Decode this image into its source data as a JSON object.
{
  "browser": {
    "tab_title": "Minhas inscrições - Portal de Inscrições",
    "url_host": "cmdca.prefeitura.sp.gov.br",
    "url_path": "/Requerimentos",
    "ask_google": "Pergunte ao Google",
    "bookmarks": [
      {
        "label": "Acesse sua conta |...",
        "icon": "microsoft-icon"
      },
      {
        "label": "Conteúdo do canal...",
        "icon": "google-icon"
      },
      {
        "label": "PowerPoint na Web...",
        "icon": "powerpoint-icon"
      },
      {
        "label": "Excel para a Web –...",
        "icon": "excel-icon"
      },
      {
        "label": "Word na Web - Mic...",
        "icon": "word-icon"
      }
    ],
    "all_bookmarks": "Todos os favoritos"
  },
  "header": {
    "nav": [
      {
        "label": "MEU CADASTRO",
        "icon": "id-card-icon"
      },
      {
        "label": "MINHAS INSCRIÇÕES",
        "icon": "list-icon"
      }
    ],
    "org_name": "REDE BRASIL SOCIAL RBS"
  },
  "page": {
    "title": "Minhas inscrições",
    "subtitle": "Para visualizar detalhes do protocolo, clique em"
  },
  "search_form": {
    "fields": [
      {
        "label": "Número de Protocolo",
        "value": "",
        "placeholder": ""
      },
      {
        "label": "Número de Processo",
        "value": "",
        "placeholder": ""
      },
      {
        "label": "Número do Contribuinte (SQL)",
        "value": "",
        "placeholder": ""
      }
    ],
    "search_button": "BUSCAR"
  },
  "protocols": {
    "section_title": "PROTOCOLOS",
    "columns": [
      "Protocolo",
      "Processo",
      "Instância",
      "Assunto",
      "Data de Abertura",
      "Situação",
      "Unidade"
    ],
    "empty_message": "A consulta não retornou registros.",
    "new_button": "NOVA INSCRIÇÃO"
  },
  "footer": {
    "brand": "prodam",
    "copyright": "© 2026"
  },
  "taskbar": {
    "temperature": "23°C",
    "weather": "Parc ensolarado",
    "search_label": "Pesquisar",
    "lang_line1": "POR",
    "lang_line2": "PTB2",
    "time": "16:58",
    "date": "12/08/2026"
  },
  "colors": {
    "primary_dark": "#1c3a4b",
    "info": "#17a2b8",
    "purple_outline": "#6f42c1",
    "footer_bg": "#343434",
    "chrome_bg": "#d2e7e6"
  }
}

###

Set problem -> Pull out all lines from the entries above in which the word "Número" appears.

Right answer ->
        "label": "Número de Protocolo",
        "label": "Número de Processo",
        "label": "Número do Contribuinte (SQL)",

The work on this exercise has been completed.